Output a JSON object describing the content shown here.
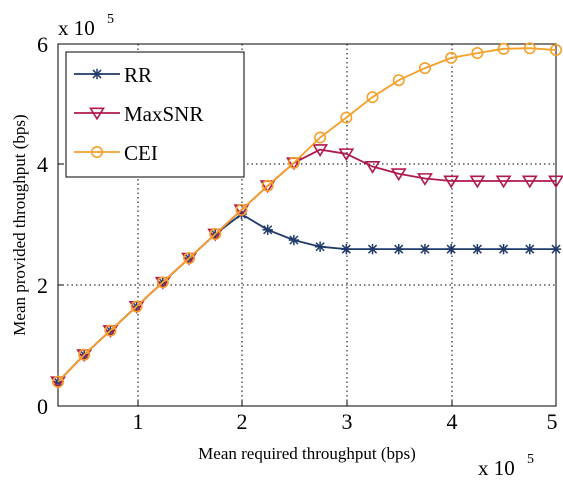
{
  "chart_data": {
    "type": "line",
    "title": "",
    "xlabel": "Mean required throughput (bps)",
    "ylabel": "Mean provided throughput (bps)",
    "x_multiplier": {
      "base": "x 10",
      "exp": "5"
    },
    "y_multiplier": {
      "base": "x 10",
      "exp": "5"
    },
    "xlim": [
      25000,
      500000
    ],
    "ylim": [
      0,
      600000
    ],
    "x_ticks": [
      100000,
      200000,
      300000,
      400000,
      500000
    ],
    "x_tick_labels": [
      "1",
      "2",
      "3",
      "4",
      "5"
    ],
    "y_ticks": [
      0,
      200000,
      400000,
      600000
    ],
    "y_tick_labels": [
      "0",
      "2",
      "4",
      "6"
    ],
    "grid": true,
    "legend": "top-left",
    "x": [
      25000,
      50000,
      75000,
      100000,
      125000,
      150000,
      175000,
      200000,
      225000,
      250000,
      275000,
      300000,
      325000,
      350000,
      375000,
      400000,
      425000,
      450000,
      475000,
      500000
    ],
    "series": [
      {
        "name": "RR",
        "color": "#1f3a6b",
        "marker": "asterisk",
        "values": [
          40000,
          85000,
          125000,
          165000,
          205000,
          245000,
          285000,
          318000,
          292000,
          275000,
          264000,
          260000,
          260000,
          260000,
          260000,
          260000,
          260000,
          260000,
          260000,
          260000
        ]
      },
      {
        "name": "MaxSNR",
        "color": "#b0194c",
        "marker": "triangle-down",
        "values": [
          40000,
          85000,
          125000,
          165000,
          205000,
          245000,
          285000,
          325000,
          365000,
          403000,
          425000,
          418000,
          397000,
          385000,
          377000,
          373000,
          373000,
          373000,
          373000,
          373000
        ]
      },
      {
        "name": "CEI",
        "color": "#f5a02a",
        "marker": "circle",
        "values": [
          40000,
          85000,
          125000,
          165000,
          205000,
          245000,
          285000,
          325000,
          365000,
          403000,
          445000,
          478000,
          512000,
          540000,
          560000,
          577000,
          585000,
          592000,
          593000,
          590000
        ]
      }
    ]
  }
}
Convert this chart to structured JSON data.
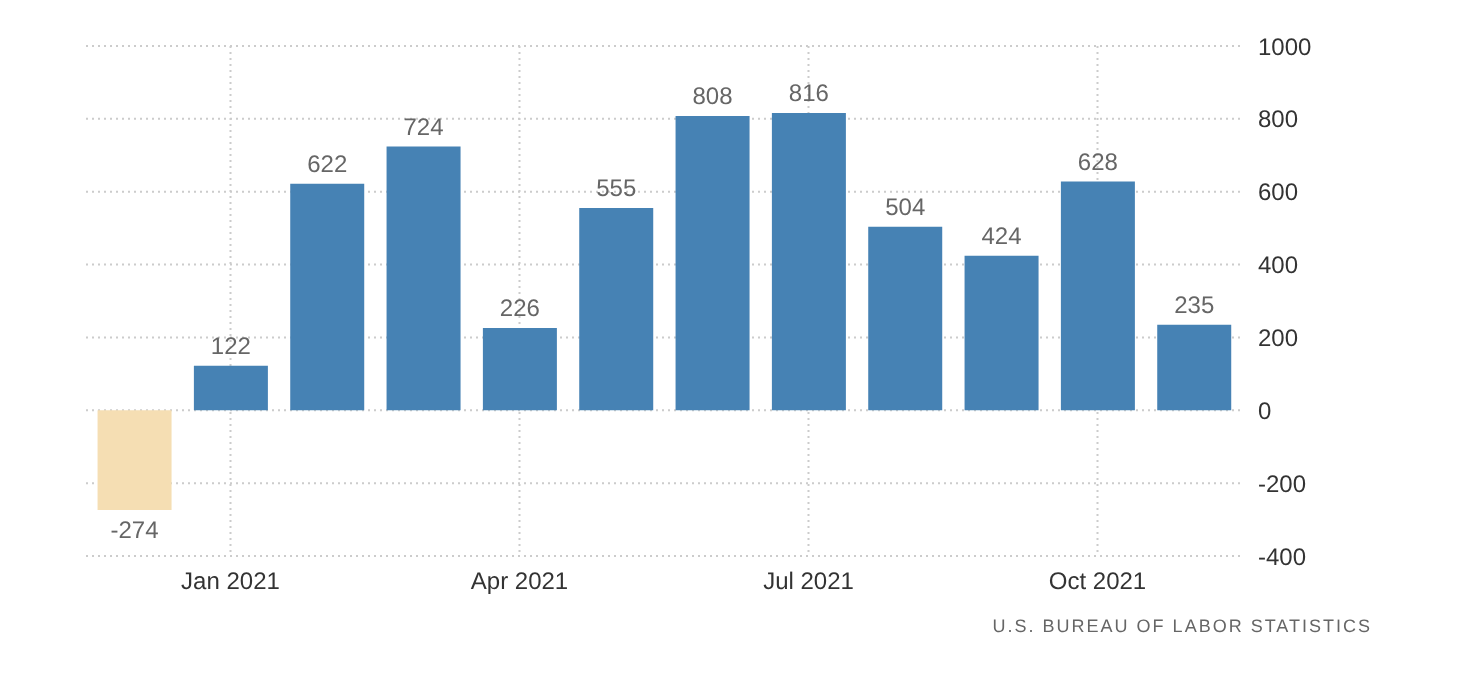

========================================

Restate the whole listing above exactly, please, omitting every image.

Output a JSON object describing the content shown here.
{
  "chart_data": {
    "type": "line",
    "title": "",
    "xlabel": "Mean required throughput (bps)",
    "ylabel": "Mean provided throughput (bps)",
    "x_multiplier": {
      "base": "x 10",
      "exp": "5"
    },
    "y_multiplier": {
      "base": "x 10",
      "exp": "5"
    },
    "xlim": [
      25000,
      500000
    ],
    "ylim": [
      0,
      600000
    ],
    "x_ticks": [
      100000,
      200000,
      300000,
      400000,
      500000
    ],
    "x_tick_labels": [
      "1",
      "2",
      "3",
      "4",
      "5"
    ],
    "y_ticks": [
      0,
      200000,
      400000,
      600000
    ],
    "y_tick_labels": [
      "0",
      "2",
      "4",
      "6"
    ],
    "grid": true,
    "legend": "top-left",
    "x": [
      25000,
      50000,
      75000,
      100000,
      125000,
      150000,
      175000,
      200000,
      225000,
      250000,
      275000,
      300000,
      325000,
      350000,
      375000,
      400000,
      425000,
      450000,
      475000,
      500000
    ],
    "series": [
      {
        "name": "RR",
        "color": "#1f3a6b",
        "marker": "asterisk",
        "values": [
          40000,
          85000,
          125000,
          165000,
          205000,
          245000,
          285000,
          318000,
          292000,
          275000,
          264000,
          260000,
          260000,
          260000,
          260000,
          260000,
          260000,
          260000,
          260000,
          260000
        ]
      },
      {
        "name": "MaxSNR",
        "color": "#b0194c",
        "marker": "triangle-down",
        "values": [
          40000,
          85000,
          125000,
          165000,
          205000,
          245000,
          285000,
          325000,
          365000,
          403000,
          425000,
          418000,
          397000,
          385000,
          377000,
          373000,
          373000,
          373000,
          373000,
          373000
        ]
      },
      {
        "name": "CEI",
        "color": "#f5a02a",
        "marker": "circle",
        "values": [
          40000,
          85000,
          125000,
          165000,
          205000,
          245000,
          285000,
          325000,
          365000,
          403000,
          445000,
          478000,
          512000,
          540000,
          560000,
          577000,
          585000,
          592000,
          593000,
          590000
        ]
      }
    ]
  }
}
Convert this chart to structured JSON data.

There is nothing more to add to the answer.